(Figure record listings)

-------

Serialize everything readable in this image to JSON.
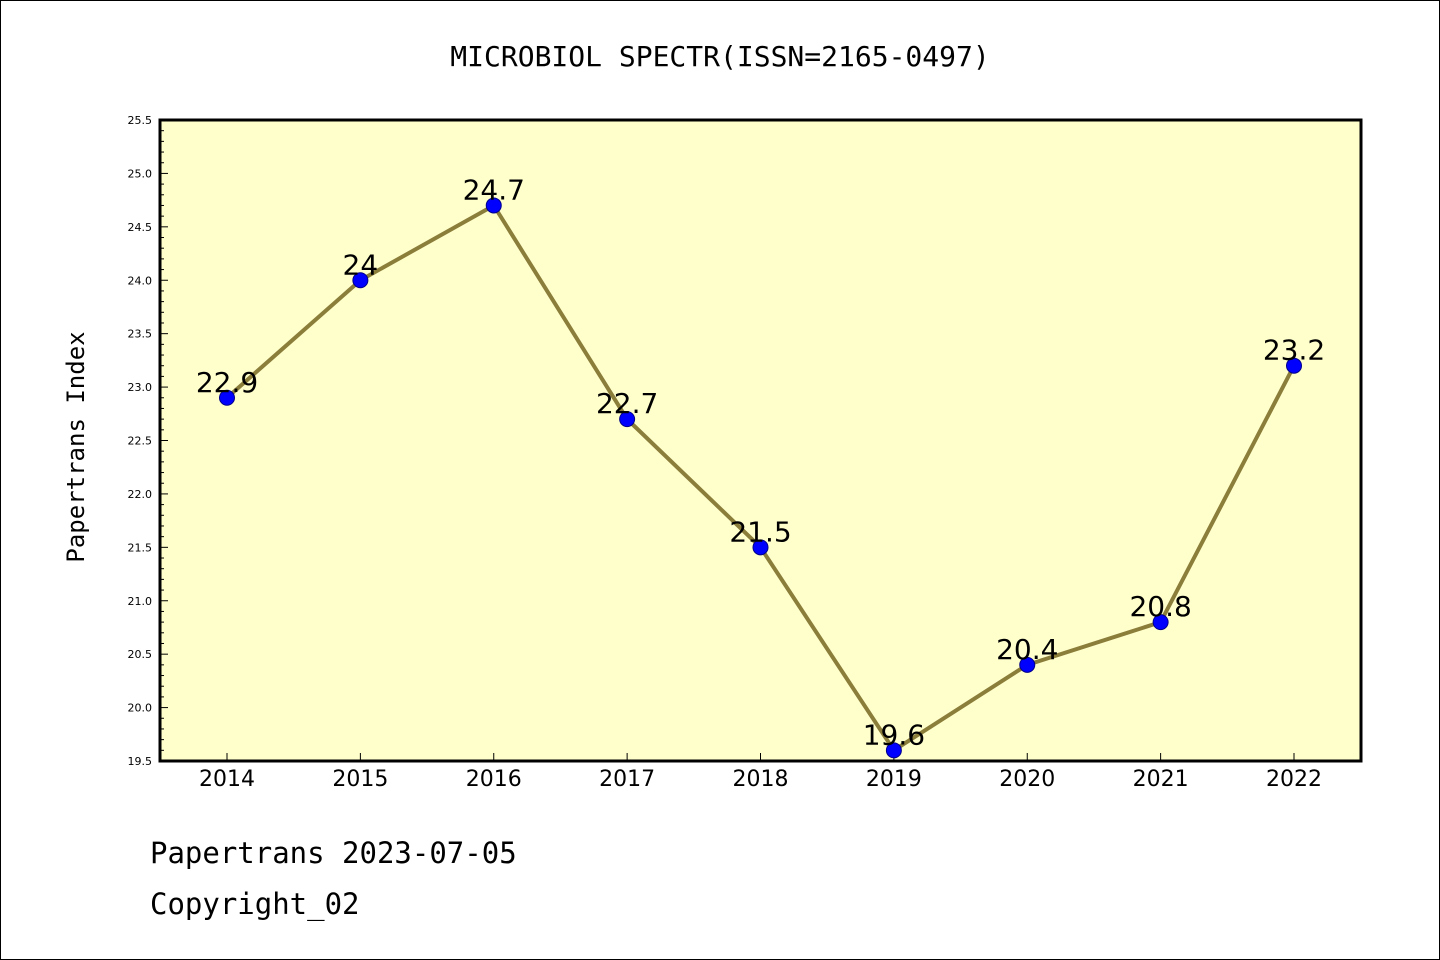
{
  "chart_data": {
    "type": "line",
    "title": "MICROBIOL SPECTR(ISSN=2165-0497)",
    "ylabel": "Papertrans Index",
    "xlabel": "",
    "categories": [
      "2014",
      "2015",
      "2016",
      "2017",
      "2018",
      "2019",
      "2020",
      "2021",
      "2022"
    ],
    "values": [
      22.9,
      24,
      24.7,
      22.7,
      21.5,
      19.6,
      20.4,
      20.8,
      23.2
    ],
    "data_labels": [
      "22.9",
      "24",
      "24.7",
      "22.7",
      "21.5",
      "19.6",
      "20.4",
      "20.8",
      "23.2"
    ],
    "ylim": [
      19.5,
      25.5
    ],
    "yticks": [
      "19.5",
      "20.0",
      "20.5",
      "21.0",
      "21.5",
      "22.0",
      "22.5",
      "23.0",
      "23.5",
      "24.0",
      "24.5",
      "25.0",
      "25.5"
    ],
    "grid": false,
    "legend": "none",
    "colors": {
      "plot_background": "#ffffcc",
      "line": "#8b7d3a",
      "marker": "#0000ff"
    }
  },
  "footer": {
    "line1": "Papertrans 2023-07-05",
    "line2": "Copyright_02"
  }
}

-------

■ Exercise aim: Give back the whole listing as it stands, minus its pictures.

■ Result below:
Serialize everything readable in this image to JSON.
{
  "chart_data": {
    "type": "line",
    "title": "MICROBIOL SPECTR(ISSN=2165-0497)",
    "ylabel": "Papertrans Index",
    "xlabel": "",
    "categories": [
      "2014",
      "2015",
      "2016",
      "2017",
      "2018",
      "2019",
      "2020",
      "2021",
      "2022"
    ],
    "values": [
      22.9,
      24,
      24.7,
      22.7,
      21.5,
      19.6,
      20.4,
      20.8,
      23.2
    ],
    "data_labels": [
      "22.9",
      "24",
      "24.7",
      "22.7",
      "21.5",
      "19.6",
      "20.4",
      "20.8",
      "23.2"
    ],
    "ylim": [
      19.5,
      25.5
    ],
    "yticks": [
      "19.5",
      "20.0",
      "20.5",
      "21.0",
      "21.5",
      "22.0",
      "22.5",
      "23.0",
      "23.5",
      "24.0",
      "24.5",
      "25.0",
      "25.5"
    ],
    "grid": false,
    "legend": "none",
    "colors": {
      "plot_background": "#ffffcc",
      "line": "#8b7d3a",
      "marker": "#0000ff"
    }
  },
  "footer": {
    "line1": "Papertrans 2023-07-05",
    "line2": "Copyright_02"
  }
}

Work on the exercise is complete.